■ **Work required**:
Every entry must be echoed exactly.

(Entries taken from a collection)
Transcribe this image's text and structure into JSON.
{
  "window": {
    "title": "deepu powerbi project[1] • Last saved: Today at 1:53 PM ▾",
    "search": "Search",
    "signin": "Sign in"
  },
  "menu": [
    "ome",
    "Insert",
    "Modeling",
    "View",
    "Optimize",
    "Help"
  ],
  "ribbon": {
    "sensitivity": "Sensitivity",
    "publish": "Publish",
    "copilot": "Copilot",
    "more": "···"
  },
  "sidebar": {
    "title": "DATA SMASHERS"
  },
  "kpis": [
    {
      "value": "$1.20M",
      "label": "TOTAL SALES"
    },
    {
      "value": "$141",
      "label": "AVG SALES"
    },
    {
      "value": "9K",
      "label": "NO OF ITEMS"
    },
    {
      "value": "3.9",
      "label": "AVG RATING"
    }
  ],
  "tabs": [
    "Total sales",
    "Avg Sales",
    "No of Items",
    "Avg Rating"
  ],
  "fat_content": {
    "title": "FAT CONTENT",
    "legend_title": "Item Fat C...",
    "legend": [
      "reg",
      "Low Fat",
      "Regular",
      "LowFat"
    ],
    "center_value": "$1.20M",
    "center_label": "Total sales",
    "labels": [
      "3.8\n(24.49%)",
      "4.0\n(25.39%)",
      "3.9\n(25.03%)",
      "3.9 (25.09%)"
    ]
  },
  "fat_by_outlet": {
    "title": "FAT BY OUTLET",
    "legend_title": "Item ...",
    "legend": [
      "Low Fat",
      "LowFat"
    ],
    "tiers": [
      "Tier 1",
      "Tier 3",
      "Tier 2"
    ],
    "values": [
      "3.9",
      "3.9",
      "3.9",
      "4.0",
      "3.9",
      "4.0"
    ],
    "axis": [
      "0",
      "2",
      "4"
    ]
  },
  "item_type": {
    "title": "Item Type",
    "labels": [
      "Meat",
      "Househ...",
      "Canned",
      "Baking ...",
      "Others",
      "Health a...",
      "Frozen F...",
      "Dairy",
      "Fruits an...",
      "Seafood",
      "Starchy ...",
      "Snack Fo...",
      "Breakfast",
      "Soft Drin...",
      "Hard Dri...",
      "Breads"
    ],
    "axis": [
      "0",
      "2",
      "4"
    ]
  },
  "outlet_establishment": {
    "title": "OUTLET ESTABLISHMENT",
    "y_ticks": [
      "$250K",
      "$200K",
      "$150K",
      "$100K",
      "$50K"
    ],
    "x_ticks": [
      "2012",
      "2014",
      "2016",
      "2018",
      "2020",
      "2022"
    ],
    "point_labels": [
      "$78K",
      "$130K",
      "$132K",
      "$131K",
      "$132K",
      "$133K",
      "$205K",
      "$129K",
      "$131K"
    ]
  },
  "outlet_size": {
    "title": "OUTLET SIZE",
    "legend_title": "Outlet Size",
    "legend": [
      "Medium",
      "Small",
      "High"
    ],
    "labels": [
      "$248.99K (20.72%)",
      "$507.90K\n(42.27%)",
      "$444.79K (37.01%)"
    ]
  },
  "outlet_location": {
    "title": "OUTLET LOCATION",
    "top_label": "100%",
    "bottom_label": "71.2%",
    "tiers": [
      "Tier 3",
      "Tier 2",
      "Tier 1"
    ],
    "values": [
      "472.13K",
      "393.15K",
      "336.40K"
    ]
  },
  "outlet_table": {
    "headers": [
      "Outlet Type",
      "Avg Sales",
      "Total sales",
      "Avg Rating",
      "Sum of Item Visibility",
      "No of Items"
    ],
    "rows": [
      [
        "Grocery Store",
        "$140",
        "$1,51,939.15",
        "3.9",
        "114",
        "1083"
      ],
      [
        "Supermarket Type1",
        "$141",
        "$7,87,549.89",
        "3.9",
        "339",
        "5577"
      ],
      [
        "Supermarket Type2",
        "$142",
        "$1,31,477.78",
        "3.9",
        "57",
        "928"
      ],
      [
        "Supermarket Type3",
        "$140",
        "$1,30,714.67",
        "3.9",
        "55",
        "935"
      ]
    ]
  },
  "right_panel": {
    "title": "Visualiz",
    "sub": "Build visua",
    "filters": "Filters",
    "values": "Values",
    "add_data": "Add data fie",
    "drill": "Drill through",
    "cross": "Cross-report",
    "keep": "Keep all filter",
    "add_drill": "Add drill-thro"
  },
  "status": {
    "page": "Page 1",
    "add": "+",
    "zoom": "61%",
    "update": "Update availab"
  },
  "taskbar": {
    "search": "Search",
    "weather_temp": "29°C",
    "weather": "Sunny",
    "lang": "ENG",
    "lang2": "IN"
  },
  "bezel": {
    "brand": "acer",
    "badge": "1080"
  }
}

■ **Answer below**:
Transcribe this image's text and structure into JSON.
{
  "window": {
    "title": "deepu powerbi project[1] • Last saved: Today at 1:53 PM ▾",
    "search": "Search",
    "signin": "Sign in"
  },
  "menu": [
    "ome",
    "Insert",
    "Modeling",
    "View",
    "Optimize",
    "Help"
  ],
  "ribbon": {
    "sensitivity": "Sensitivity",
    "publish": "Publish",
    "copilot": "Copilot",
    "more": "···"
  },
  "sidebar": {
    "title": "DATA SMASHERS"
  },
  "kpis": [
    {
      "value": "$1.20M",
      "label": "TOTAL SALES"
    },
    {
      "value": "$141",
      "label": "AVG SALES"
    },
    {
      "value": "9K",
      "label": "NO OF ITEMS"
    },
    {
      "value": "3.9",
      "label": "AVG RATING"
    }
  ],
  "tabs": [
    "Total sales",
    "Avg Sales",
    "No of Items",
    "Avg Rating"
  ],
  "fat_content": {
    "title": "FAT CONTENT",
    "legend_title": "Item Fat C...",
    "legend": [
      "reg",
      "Low Fat",
      "Regular",
      "LowFat"
    ],
    "center_value": "$1.20M",
    "center_label": "Total sales",
    "labels": [
      "3.8\n(24.49%)",
      "4.0\n(25.39%)",
      "3.9\n(25.03%)",
      "3.9 (25.09%)"
    ]
  },
  "fat_by_outlet": {
    "title": "FAT BY OUTLET",
    "legend_title": "Item ...",
    "legend": [
      "Low Fat",
      "LowFat"
    ],
    "tiers": [
      "Tier 1",
      "Tier 3",
      "Tier 2"
    ],
    "values": [
      "3.9",
      "3.9",
      "3.9",
      "4.0",
      "3.9",
      "4.0"
    ],
    "axis": [
      "0",
      "2",
      "4"
    ]
  },
  "item_type": {
    "title": "Item Type",
    "labels": [
      "Meat",
      "Househ...",
      "Canned",
      "Baking ...",
      "Others",
      "Health a...",
      "Frozen F...",
      "Dairy",
      "Fruits an...",
      "Seafood",
      "Starchy ...",
      "Snack Fo...",
      "Breakfast",
      "Soft Drin...",
      "Hard Dri...",
      "Breads"
    ],
    "axis": [
      "0",
      "2",
      "4"
    ]
  },
  "outlet_establishment": {
    "title": "OUTLET ESTABLISHMENT",
    "y_ticks": [
      "$250K",
      "$200K",
      "$150K",
      "$100K",
      "$50K"
    ],
    "x_ticks": [
      "2012",
      "2014",
      "2016",
      "2018",
      "2020",
      "2022"
    ],
    "point_labels": [
      "$78K",
      "$130K",
      "$132K",
      "$131K",
      "$132K",
      "$133K",
      "$205K",
      "$129K",
      "$131K"
    ]
  },
  "outlet_size": {
    "title": "OUTLET SIZE",
    "legend_title": "Outlet Size",
    "legend": [
      "Medium",
      "Small",
      "High"
    ],
    "labels": [
      "$248.99K (20.72%)",
      "$507.90K\n(42.27%)",
      "$444.79K (37.01%)"
    ]
  },
  "outlet_location": {
    "title": "OUTLET LOCATION",
    "top_label": "100%",
    "bottom_label": "71.2%",
    "tiers": [
      "Tier 3",
      "Tier 2",
      "Tier 1"
    ],
    "values": [
      "472.13K",
      "393.15K",
      "336.40K"
    ]
  },
  "outlet_table": {
    "headers": [
      "Outlet Type",
      "Avg Sales",
      "Total sales",
      "Avg Rating",
      "Sum of Item Visibility",
      "No of Items"
    ],
    "rows": [
      [
        "Grocery Store",
        "$140",
        "$1,51,939.15",
        "3.9",
        "114",
        "1083"
      ],
      [
        "Supermarket Type1",
        "$141",
        "$7,87,549.89",
        "3.9",
        "339",
        "5577"
      ],
      [
        "Supermarket Type2",
        "$142",
        "$1,31,477.78",
        "3.9",
        "57",
        "928"
      ],
      [
        "Supermarket Type3",
        "$140",
        "$1,30,714.67",
        "3.9",
        "55",
        "935"
      ]
    ]
  },
  "right_panel": {
    "title": "Visualiz",
    "sub": "Build visua",
    "filters": "Filters",
    "values": "Values",
    "add_data": "Add data fie",
    "drill": "Drill through",
    "cross": "Cross-report",
    "keep": "Keep all filter",
    "add_drill": "Add drill-thro"
  },
  "status": {
    "page": "Page 1",
    "add": "+",
    "zoom": "61%",
    "update": "Update availab"
  },
  "taskbar": {
    "search": "Search",
    "weather_temp": "29°C",
    "weather": "Sunny",
    "lang": "ENG",
    "lang2": "IN"
  },
  "bezel": {
    "brand": "acer",
    "badge": "1080"
  }
}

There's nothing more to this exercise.